PROBLEM >> Rewrite everything in the records below from the line containing "x-tick-base: 10 <box>189 562 213 588</box>" down to the line containing "x-tick-label: 10-2 <box>189 560 226 588</box>", updating each "series-point-circle" to "series-marker-circle" and keeping the rest unchanged. Return only those lines.

[Start]

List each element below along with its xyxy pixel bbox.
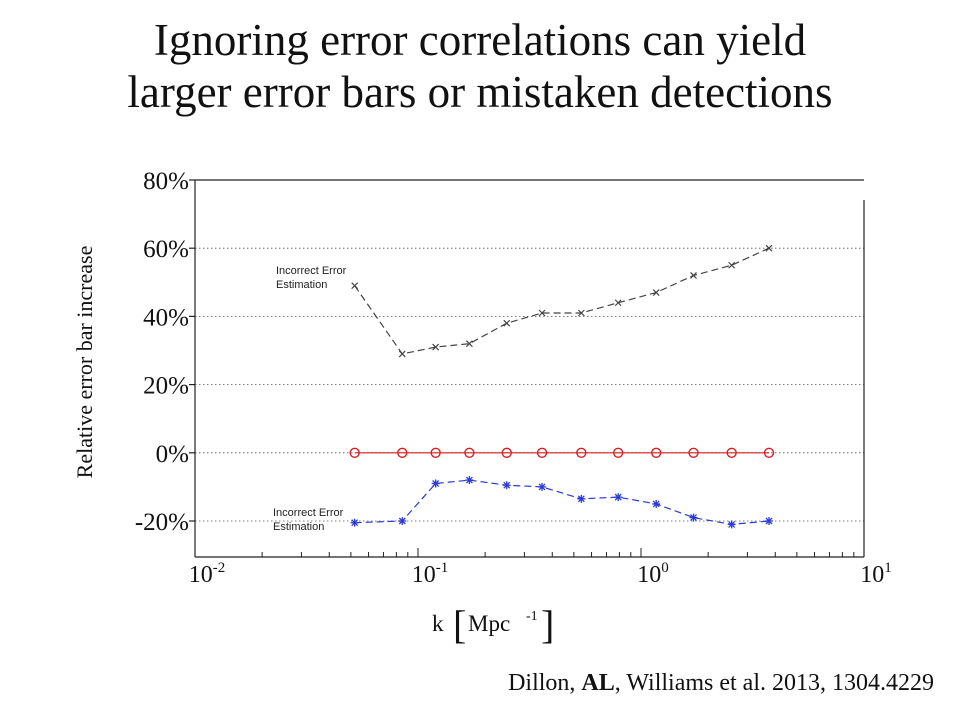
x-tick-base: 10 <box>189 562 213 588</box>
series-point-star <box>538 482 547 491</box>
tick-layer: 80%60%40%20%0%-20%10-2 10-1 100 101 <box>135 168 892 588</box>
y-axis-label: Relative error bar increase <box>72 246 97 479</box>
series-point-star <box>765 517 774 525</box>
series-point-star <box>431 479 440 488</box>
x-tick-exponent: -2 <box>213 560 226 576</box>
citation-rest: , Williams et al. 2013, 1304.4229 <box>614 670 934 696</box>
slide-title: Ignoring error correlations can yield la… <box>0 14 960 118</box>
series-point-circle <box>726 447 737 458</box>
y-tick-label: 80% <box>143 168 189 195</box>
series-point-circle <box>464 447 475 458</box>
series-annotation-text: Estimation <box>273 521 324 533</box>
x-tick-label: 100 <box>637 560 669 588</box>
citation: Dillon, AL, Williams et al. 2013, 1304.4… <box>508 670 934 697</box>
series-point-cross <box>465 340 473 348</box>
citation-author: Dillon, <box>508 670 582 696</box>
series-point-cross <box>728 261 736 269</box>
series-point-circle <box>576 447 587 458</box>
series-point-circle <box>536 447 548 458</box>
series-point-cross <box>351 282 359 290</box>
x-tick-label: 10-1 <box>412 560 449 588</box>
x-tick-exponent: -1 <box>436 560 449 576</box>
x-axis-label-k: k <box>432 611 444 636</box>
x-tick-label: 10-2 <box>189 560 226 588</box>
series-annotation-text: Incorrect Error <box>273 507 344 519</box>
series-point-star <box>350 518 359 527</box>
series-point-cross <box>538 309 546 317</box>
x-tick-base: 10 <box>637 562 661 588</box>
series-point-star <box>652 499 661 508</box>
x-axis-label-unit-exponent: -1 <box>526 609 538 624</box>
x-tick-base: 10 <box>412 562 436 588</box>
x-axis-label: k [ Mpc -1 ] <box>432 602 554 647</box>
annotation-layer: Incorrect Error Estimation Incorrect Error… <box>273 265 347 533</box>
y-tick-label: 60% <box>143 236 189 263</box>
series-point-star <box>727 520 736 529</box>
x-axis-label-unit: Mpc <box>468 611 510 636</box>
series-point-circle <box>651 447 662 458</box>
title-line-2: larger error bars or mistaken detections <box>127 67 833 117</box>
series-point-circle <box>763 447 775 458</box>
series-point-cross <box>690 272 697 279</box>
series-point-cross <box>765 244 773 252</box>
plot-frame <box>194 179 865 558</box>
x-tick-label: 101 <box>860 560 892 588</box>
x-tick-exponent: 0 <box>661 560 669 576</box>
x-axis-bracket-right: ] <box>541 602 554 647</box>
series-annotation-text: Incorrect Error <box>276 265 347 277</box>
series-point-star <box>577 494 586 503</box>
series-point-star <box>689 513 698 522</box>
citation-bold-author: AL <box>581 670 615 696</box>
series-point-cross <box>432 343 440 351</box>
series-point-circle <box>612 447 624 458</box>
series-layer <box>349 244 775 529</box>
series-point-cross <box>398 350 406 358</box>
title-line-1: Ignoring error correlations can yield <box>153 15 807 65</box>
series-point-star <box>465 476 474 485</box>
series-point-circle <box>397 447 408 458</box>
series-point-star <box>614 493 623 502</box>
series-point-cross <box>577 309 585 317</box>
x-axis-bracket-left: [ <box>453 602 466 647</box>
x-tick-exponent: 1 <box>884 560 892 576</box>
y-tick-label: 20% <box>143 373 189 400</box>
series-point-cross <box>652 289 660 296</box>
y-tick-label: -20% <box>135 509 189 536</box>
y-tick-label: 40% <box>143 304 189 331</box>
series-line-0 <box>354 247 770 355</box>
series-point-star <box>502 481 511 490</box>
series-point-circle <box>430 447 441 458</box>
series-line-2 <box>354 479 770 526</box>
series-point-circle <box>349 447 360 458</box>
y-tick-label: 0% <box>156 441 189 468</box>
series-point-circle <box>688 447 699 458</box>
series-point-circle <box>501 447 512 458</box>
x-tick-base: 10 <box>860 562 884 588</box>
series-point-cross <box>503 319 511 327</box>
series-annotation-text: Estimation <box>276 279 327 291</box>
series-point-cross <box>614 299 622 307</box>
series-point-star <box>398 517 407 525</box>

[End]

FULL RESPONSE >>
x-tick-base: 10 <box>189 562 213 588</box>
series-point-star <box>538 482 547 491</box>
tick-layer: 80%60%40%20%0%-20%10-2 10-1 100 101 <box>135 168 892 588</box>
y-axis-label: Relative error bar increase <box>72 246 97 479</box>
series-point-star <box>765 517 774 525</box>
series-point-star <box>431 479 440 488</box>
x-tick-exponent: -2 <box>213 560 226 576</box>
citation-rest: , Williams et al. 2013, 1304.4229 <box>614 670 934 696</box>
slide-title: Ignoring error correlations can yield la… <box>0 14 960 118</box>
series-marker-circle <box>726 447 737 458</box>
y-tick-label: 80% <box>143 168 189 195</box>
series-marker-circle <box>464 447 475 458</box>
series-annotation-text: Estimation <box>273 521 324 533</box>
x-tick-label: 100 <box>637 560 669 588</box>
citation: Dillon, AL, Williams et al. 2013, 1304.4… <box>508 670 934 697</box>
series-point-cross <box>465 340 473 348</box>
citation-author: Dillon, <box>508 670 582 696</box>
series-point-cross <box>728 261 736 269</box>
series-marker-circle <box>576 447 587 458</box>
series-marker-circle <box>536 447 548 458</box>
series-point-cross <box>351 282 359 290</box>
x-tick-label: 10-1 <box>412 560 449 588</box>
x-tick-exponent: -1 <box>436 560 449 576</box>
x-axis-label-k: k <box>432 611 444 636</box>
x-tick-label: 10-2 <box>189 560 226 588</box>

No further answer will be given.